What the task requires →
Copy each line of the entries beneath that contains the word "wietrzejąca".

***** Supplied material *****

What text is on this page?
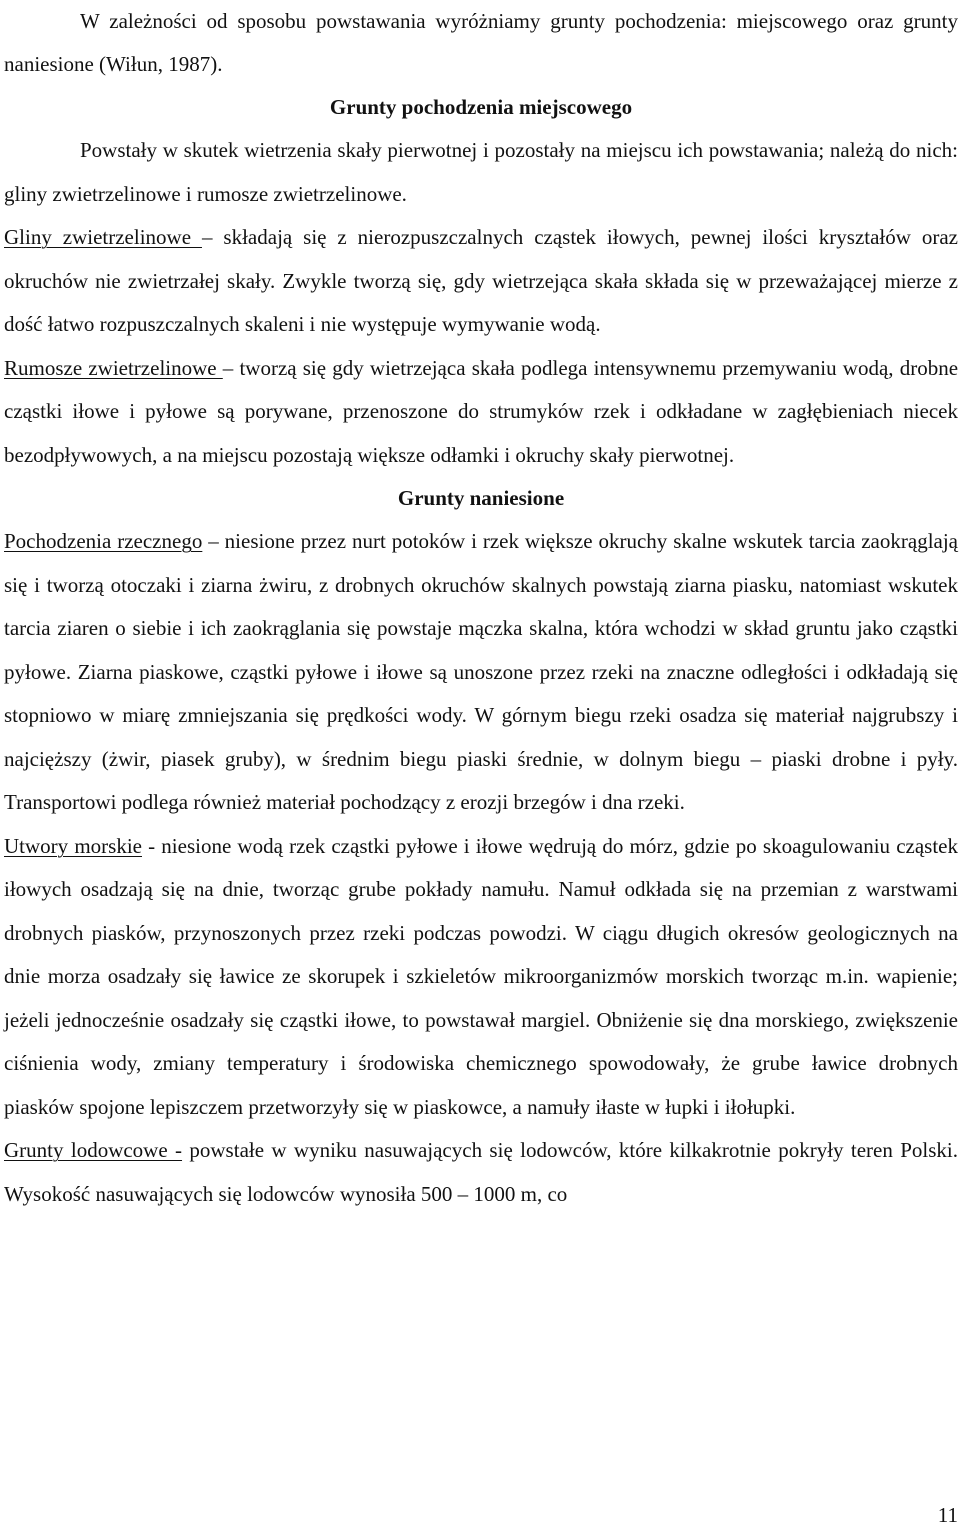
W zależności od sposobu powstawania wyróżniamy grunty pochodzenia: miejscowego oraz grunty naniesione (Wiłun, 1987).

Grunty pochodzenia miejscowego

Powstały w skutek wietrzenia skały pierwotnej i pozostały na miejscu ich powstawania; należą do nich: gliny zwietrzelinowe i rumosze zwietrzelinowe.

Gliny zwietrzelinowe – składają się z nierozpuszczalnych cząstek iłowych, pewnej ilości kryształów oraz okruchów nie zwietrzałej skały. Zwykle tworzą się, gdy wietrzejąca skała składa się w przeważającej mierze z dość łatwo rozpuszczalnych skaleni i nie występuje wymywanie wodą.

Rumosze zwietrzelinowe – tworzą się gdy wietrzejąca skała podlega intensywnemu przemywaniu wodą, drobne cząstki iłowe i pyłowe są porywane, przenoszone do strumyków rzek i odkładane w zagłębieniach niecek bezodpływowych, a na miejscu pozostają większe odłamki i okruchy skały pierwotnej.

Grunty naniesione

Pochodzenia rzecznego – niesione przez nurt potoków i rzek większe okruchy skalne wskutek tarcia zaokrąglają się i tworzą otoczaki i ziarna żwiru, z drobnych okruchów skalnych powstają ziarna piasku, natomiast wskutek tarcia ziaren o siebie i ich zaokrąglania się powstaje mączka skalna, która wchodzi w skład gruntu jako cząstki pyłowe. Ziarna piaskowe, cząstki pyłowe i iłowe są unoszone przez rzeki na znaczne odległości i odkładają się stopniowo w miarę zmniejszania się prędkości wody. W górnym biegu rzeki osadza się materiał najgrubszy i najcięższy (żwir, piasek gruby), w średnim biegu piaski średnie, w dolnym biegu – piaski drobne i pyły. Transportowi podlega również materiał pochodzący z erozji brzegów i dna rzeki.

Utwory morskie - niesione wodą rzek cząstki pyłowe i iłowe wędrują do mórz, gdzie po skoagulowaniu cząstek iłowych osadzają się na dnie, tworząc grube pokłady namułu. Namuł odkłada się na przemian z warstwami drobnych piasków, przynoszonych przez rzeki podczas powodzi. W ciągu długich okresów geologicznych na dnie morza osadzały się ławice ze skorupek i szkieletów mikroorganizmów morskich tworząc m.in. wapienie; jeżeli jednocześnie osadzały się cząstki iłowe, to powstawał margiel. Obniżenie się dna morskiego, zwiększenie ciśnienia wody, zmiany temperatury i środowiska chemicznego spowodowały, że grube ławice drobnych piasków spojone lepiszczem przetworzyły się w piaskowce, a namuły iłaste w łupki i iłołupki.

Grunty lodowcowe - powstałe w wyniku nasuwających się lodowców, które kilkakrotnie pokryły teren Polski. Wysokość nasuwających się lodowców wynosiła 500 – 1000 m, co

11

*****

Result below →
Gliny zwietrzelinowe – składają się z nierozpuszczalnych cząstek iłowych, pewnej ilości kryształów oraz okruchów nie zwietrzałej skały. Zwykle tworzą się, gdy wietrzejąca skała składa się w przeważającej mierze z dość łatwo rozpuszczalnych skaleni i nie występuje wymywanie wodą.
Rumosze zwietrzelinowe – tworzą się gdy wietrzejąca skała podlega intensywnemu przemywaniu wodą, drobne cząstki iłowe i pyłowe są porywane, przenoszone do strumyków rzek i odkładane w zagłębieniach niecek bezodpływowych, a na miejscu pozostają większe odłamki i okruchy skały pierwotnej.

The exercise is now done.